◆ Material shown ◆

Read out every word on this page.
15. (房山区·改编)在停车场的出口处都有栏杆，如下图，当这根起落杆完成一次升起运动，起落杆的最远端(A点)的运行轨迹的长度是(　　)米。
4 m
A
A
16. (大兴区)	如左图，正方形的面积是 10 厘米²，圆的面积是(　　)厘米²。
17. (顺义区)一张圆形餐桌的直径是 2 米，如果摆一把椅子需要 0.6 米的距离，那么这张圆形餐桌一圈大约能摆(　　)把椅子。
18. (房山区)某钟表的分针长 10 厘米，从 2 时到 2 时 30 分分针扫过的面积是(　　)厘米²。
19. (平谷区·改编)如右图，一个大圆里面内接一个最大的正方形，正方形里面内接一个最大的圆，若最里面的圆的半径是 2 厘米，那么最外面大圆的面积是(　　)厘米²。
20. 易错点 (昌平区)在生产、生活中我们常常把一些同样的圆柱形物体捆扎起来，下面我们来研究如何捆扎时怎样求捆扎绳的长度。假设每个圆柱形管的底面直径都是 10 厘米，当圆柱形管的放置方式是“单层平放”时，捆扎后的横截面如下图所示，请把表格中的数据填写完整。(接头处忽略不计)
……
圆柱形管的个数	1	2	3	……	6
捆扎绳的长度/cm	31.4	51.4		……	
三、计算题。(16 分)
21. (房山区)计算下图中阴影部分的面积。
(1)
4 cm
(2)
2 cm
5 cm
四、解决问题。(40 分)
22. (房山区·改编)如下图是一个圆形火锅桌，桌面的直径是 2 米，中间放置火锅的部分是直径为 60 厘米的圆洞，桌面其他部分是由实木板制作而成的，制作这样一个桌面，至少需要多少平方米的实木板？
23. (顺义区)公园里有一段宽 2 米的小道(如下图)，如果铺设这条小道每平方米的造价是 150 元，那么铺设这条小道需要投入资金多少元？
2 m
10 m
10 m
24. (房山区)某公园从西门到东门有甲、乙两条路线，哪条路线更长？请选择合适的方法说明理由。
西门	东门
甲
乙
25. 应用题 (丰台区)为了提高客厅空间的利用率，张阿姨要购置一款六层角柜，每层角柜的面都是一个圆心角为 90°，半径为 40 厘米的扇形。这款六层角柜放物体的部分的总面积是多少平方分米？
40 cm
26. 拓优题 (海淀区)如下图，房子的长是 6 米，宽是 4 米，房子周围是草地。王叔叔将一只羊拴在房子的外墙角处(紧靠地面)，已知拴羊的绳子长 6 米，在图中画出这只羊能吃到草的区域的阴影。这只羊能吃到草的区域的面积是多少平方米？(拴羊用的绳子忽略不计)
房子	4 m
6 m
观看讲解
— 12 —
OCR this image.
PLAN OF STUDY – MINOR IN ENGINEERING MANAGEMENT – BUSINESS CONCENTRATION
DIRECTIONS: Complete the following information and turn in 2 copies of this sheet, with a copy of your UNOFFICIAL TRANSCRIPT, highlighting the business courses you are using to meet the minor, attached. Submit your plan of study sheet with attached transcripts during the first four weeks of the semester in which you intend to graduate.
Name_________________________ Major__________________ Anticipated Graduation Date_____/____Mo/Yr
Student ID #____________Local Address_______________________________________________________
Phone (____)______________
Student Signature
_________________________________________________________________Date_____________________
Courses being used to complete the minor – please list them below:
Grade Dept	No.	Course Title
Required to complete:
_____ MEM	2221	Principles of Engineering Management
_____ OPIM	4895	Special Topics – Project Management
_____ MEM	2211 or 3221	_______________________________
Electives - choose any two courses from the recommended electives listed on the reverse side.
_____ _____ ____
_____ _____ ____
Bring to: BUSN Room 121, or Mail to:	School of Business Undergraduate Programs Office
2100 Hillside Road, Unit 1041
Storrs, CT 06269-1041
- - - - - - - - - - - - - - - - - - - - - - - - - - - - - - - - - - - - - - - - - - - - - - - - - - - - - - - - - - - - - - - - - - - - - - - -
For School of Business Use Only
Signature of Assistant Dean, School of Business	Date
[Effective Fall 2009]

◆ Exercise ◆
In the records above, locate each line with the word "this". Copy all such lines.

◆ Final answer ◆
Read out every word on this page.
OCR this image.
DIRECTIONS: Complete the following information and turn in 2 copies of this sheet, with a copy of your UNOFFICIAL TRANSCRIPT, highlighting the business courses you are using to meet the minor, attached. Submit your plan of study sheet with attached transcripts during the first four weeks of the semester in which you intend to graduate.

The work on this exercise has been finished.